**What to produce**: Reproduce the records below in full and word for word, excluding pictures.

Figure record extracts:
"""

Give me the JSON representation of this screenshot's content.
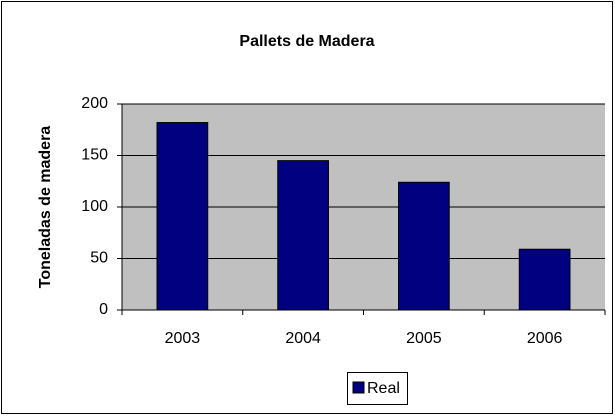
{
  "chart_data": {
    "type": "bar",
    "title": "Pallets de Madera",
    "y_label": "Toneladas de madera",
    "categories": [
      "2003",
      "2004",
      "2005",
      "2006"
    ],
    "series": [
      {
        "name": "Real",
        "color": "#000080",
        "values": [
          182,
          145,
          124,
          59
        ]
      }
    ],
    "ylim": [
      0,
      200
    ],
    "yticks": [
      0,
      50,
      100,
      150,
      200
    ],
    "grid": true,
    "legend": "bottom"
  }
}
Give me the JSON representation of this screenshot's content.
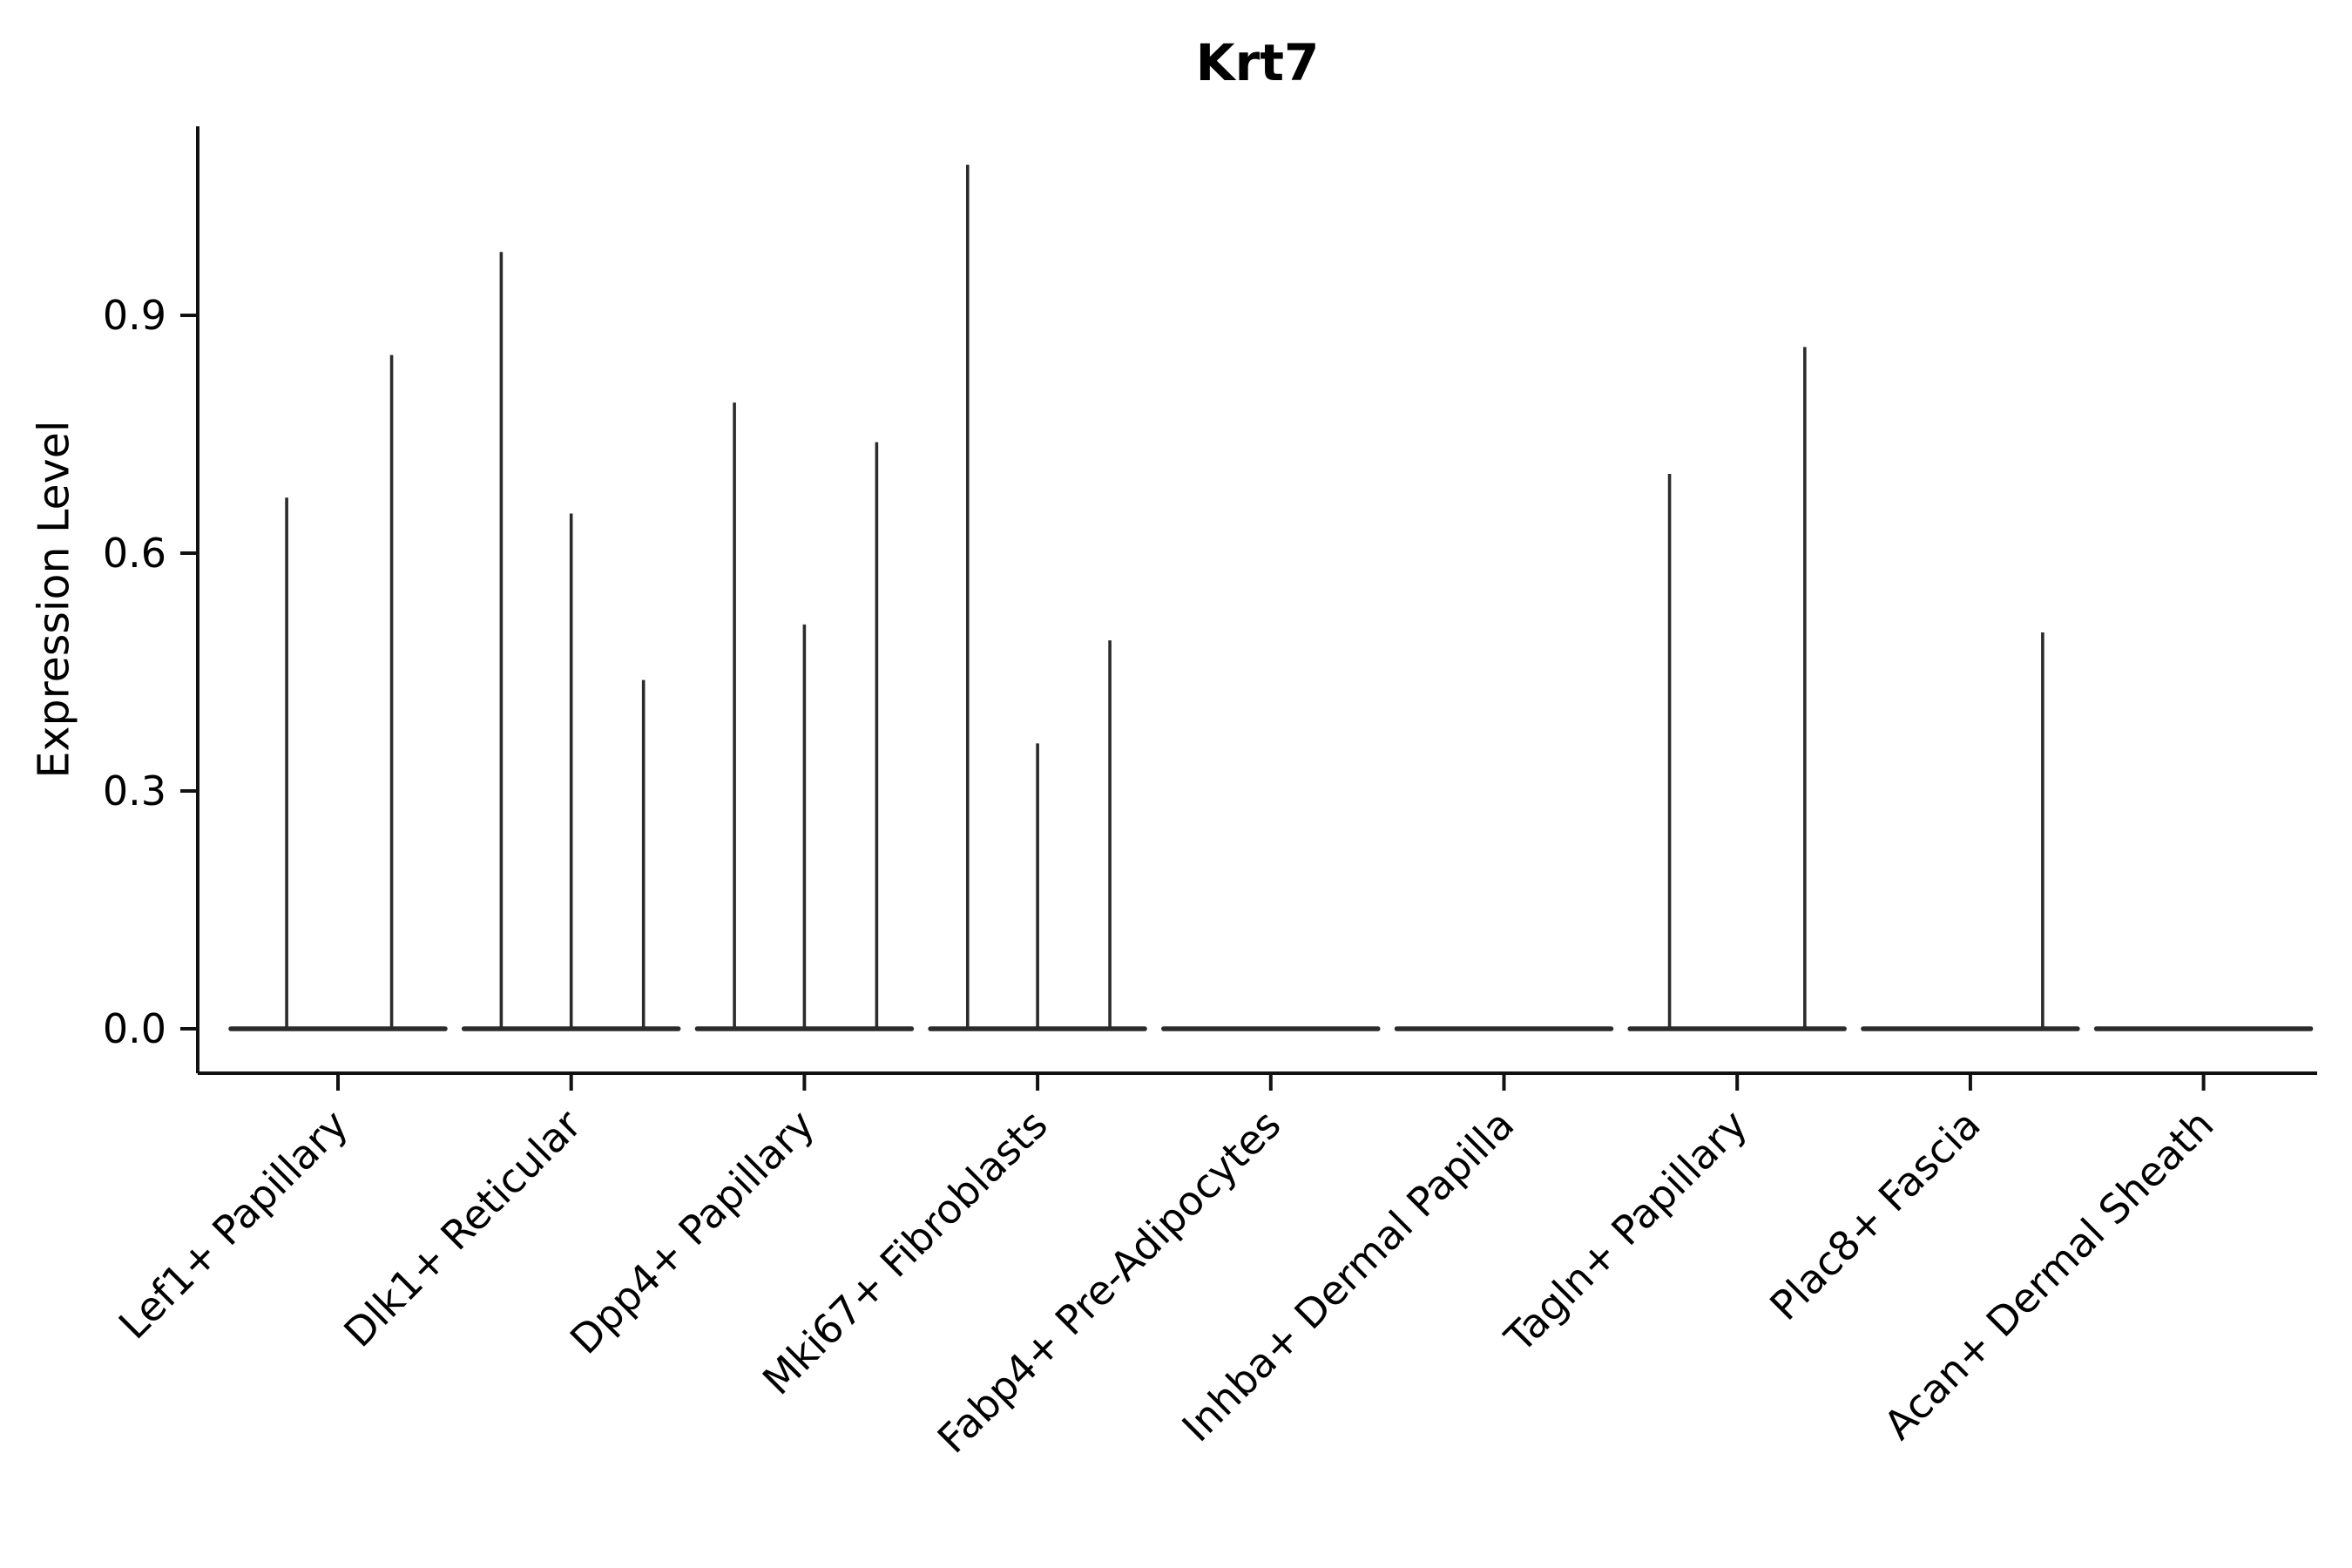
{
  "chart_data": {
    "type": "violin",
    "title": "Krt7",
    "ylabel": "Expression Level",
    "xlabel": "",
    "ylim": [
      -0.056,
      1.139
    ],
    "grid": false,
    "legend": "none",
    "ytick_labels": [
      "0.0",
      "0.3",
      "0.6",
      "0.9"
    ],
    "ytick_values": [
      0,
      0.3,
      0.6,
      0.9
    ],
    "categories": [
      "Lef1+ Papillary",
      "Dlk1+ Reticular",
      "Dpp4+ Papillary",
      "Mki67+ Fibroblasts",
      "Fabp4+ Pre-Adipocytes",
      "Inhba+ Dermal Papilla",
      "Tagln+ Papillary",
      "Plac8+ Fascia",
      "Acan+ Dermal Sheath"
    ],
    "baseline_value": 0,
    "groups": [
      {
        "category": "Lef1+ Papillary",
        "spikes": [
          {
            "pos": -0.22,
            "max": 0.67
          },
          {
            "pos": 0.23,
            "max": 0.85
          }
        ]
      },
      {
        "category": "Dlk1+ Reticular",
        "spikes": [
          {
            "pos": -0.3,
            "max": 0.98
          },
          {
            "pos": 0.0,
            "max": 0.65
          },
          {
            "pos": 0.31,
            "max": 0.44
          }
        ]
      },
      {
        "category": "Dpp4+ Papillary",
        "spikes": [
          {
            "pos": -0.3,
            "max": 0.79
          },
          {
            "pos": 0.0,
            "max": 0.51
          },
          {
            "pos": 0.31,
            "max": 0.74
          }
        ]
      },
      {
        "category": "Mki67+ Fibroblasts",
        "spikes": [
          {
            "pos": -0.3,
            "max": 1.09
          },
          {
            "pos": 0.0,
            "max": 0.36
          },
          {
            "pos": 0.31,
            "max": 0.49
          }
        ]
      },
      {
        "category": "Fabp4+ Pre-Adipocytes",
        "spikes": []
      },
      {
        "category": "Inhba+ Dermal Papilla",
        "spikes": []
      },
      {
        "category": "Tagln+ Papillary",
        "spikes": [
          {
            "pos": -0.29,
            "max": 0.7
          },
          {
            "pos": 0.29,
            "max": 0.86
          }
        ]
      },
      {
        "category": "Plac8+ Fascia",
        "spikes": [
          {
            "pos": 0.31,
            "max": 0.5
          }
        ]
      },
      {
        "category": "Acan+ Dermal Sheath",
        "spikes": []
      }
    ],
    "colors": {
      "violin_line": "#2b2b2b",
      "spine": "#111111",
      "background": "#ffffff"
    }
  }
}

"""

**Expected output**:
Give me the JSON representation of this screenshot's content.
{
  "chart_data": {
    "type": "bar",
    "title": "Pallets de Madera",
    "y_label": "Toneladas de madera",
    "categories": [
      "2003",
      "2004",
      "2005",
      "2006"
    ],
    "series": [
      {
        "name": "Real",
        "color": "#000080",
        "values": [
          182,
          145,
          124,
          59
        ]
      }
    ],
    "ylim": [
      0,
      200
    ],
    "yticks": [
      0,
      50,
      100,
      150,
      200
    ],
    "grid": true,
    "legend": "bottom"
  }
}
Give me the JSON representation of this screenshot's content.
{
  "chart_data": {
    "type": "violin",
    "title": "Krt7",
    "ylabel": "Expression Level",
    "xlabel": "",
    "ylim": [
      -0.056,
      1.139
    ],
    "grid": false,
    "legend": "none",
    "ytick_labels": [
      "0.0",
      "0.3",
      "0.6",
      "0.9"
    ],
    "ytick_values": [
      0,
      0.3,
      0.6,
      0.9
    ],
    "categories": [
      "Lef1+ Papillary",
      "Dlk1+ Reticular",
      "Dpp4+ Papillary",
      "Mki67+ Fibroblasts",
      "Fabp4+ Pre-Adipocytes",
      "Inhba+ Dermal Papilla",
      "Tagln+ Papillary",
      "Plac8+ Fascia",
      "Acan+ Dermal Sheath"
    ],
    "baseline_value": 0,
    "groups": [
      {
        "category": "Lef1+ Papillary",
        "spikes": [
          {
            "pos": -0.22,
            "max": 0.67
          },
          {
            "pos": 0.23,
            "max": 0.85
          }
        ]
      },
      {
        "category": "Dlk1+ Reticular",
        "spikes": [
          {
            "pos": -0.3,
            "max": 0.98
          },
          {
            "pos": 0.0,
            "max": 0.65
          },
          {
            "pos": 0.31,
            "max": 0.44
          }
        ]
      },
      {
        "category": "Dpp4+ Papillary",
        "spikes": [
          {
            "pos": -0.3,
            "max": 0.79
          },
          {
            "pos": 0.0,
            "max": 0.51
          },
          {
            "pos": 0.31,
            "max": 0.74
          }
        ]
      },
      {
        "category": "Mki67+ Fibroblasts",
        "spikes": [
          {
            "pos": -0.3,
            "max": 1.09
          },
          {
            "pos": 0.0,
            "max": 0.36
          },
          {
            "pos": 0.31,
            "max": 0.49
          }
        ]
      },
      {
        "category": "Fabp4+ Pre-Adipocytes",
        "spikes": []
      },
      {
        "category": "Inhba+ Dermal Papilla",
        "spikes": []
      },
      {
        "category": "Tagln+ Papillary",
        "spikes": [
          {
            "pos": -0.29,
            "max": 0.7
          },
          {
            "pos": 0.29,
            "max": 0.86
          }
        ]
      },
      {
        "category": "Plac8+ Fascia",
        "spikes": [
          {
            "pos": 0.31,
            "max": 0.5
          }
        ]
      },
      {
        "category": "Acan+ Dermal Sheath",
        "spikes": []
      }
    ],
    "colors": {
      "violin_line": "#2b2b2b",
      "spine": "#111111",
      "background": "#ffffff"
    }
  }
}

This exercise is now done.